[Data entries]

|---|

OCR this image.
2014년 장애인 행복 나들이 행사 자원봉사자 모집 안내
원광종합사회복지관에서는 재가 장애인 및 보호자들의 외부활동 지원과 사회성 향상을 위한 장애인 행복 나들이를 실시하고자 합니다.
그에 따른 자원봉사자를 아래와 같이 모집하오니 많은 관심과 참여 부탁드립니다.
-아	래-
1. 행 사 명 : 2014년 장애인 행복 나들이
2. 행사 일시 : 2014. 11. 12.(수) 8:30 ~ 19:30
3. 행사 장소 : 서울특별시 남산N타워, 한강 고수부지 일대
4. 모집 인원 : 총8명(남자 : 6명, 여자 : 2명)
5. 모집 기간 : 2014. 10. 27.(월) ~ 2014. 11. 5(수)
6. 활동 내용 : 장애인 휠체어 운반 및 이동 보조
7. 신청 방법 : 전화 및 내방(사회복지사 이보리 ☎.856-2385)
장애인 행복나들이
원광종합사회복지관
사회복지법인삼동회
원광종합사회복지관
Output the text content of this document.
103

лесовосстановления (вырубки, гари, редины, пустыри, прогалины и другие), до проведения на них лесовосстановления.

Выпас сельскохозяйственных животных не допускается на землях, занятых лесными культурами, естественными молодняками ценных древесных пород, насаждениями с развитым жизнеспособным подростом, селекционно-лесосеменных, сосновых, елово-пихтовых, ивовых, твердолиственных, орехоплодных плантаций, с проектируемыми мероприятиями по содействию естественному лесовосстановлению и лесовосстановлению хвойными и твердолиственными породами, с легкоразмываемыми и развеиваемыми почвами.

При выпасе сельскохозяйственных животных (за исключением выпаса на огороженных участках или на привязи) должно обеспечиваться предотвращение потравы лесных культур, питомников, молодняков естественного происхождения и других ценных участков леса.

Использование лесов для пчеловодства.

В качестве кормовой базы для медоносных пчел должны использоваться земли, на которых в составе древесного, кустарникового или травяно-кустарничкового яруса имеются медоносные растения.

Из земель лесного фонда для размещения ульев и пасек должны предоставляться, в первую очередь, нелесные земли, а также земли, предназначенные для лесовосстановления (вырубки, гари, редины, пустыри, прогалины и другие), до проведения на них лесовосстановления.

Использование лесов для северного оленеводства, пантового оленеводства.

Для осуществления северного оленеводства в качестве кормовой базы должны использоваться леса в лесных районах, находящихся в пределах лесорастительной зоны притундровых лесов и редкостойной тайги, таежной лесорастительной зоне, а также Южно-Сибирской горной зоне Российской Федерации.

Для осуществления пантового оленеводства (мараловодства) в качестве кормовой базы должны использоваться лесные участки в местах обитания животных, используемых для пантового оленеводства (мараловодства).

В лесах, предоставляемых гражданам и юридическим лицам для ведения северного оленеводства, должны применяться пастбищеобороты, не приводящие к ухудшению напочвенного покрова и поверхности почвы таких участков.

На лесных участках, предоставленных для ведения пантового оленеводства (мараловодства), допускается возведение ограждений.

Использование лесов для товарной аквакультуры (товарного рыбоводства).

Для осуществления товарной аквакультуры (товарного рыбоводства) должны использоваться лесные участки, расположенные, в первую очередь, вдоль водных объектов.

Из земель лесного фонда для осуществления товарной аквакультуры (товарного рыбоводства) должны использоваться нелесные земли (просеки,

|---|

**EXERCISE PROMPT**. Identify the lines that hold the word "вырубки". Copy every one of them.

**COMPLETED EXERCISE**.
лесовосстановления (вырубки, гари, редины, пустыри, прогалины и другие), до проведения на них лесовосстановления.
Из земель лесного фонда для размещения ульев и пасек должны предоставляться, в первую очередь, нелесные земли, а также земли, предназначенные для лесовосстановления (вырубки, гари, редины, пустыри, прогалины и другие), до проведения на них лесовосстановления.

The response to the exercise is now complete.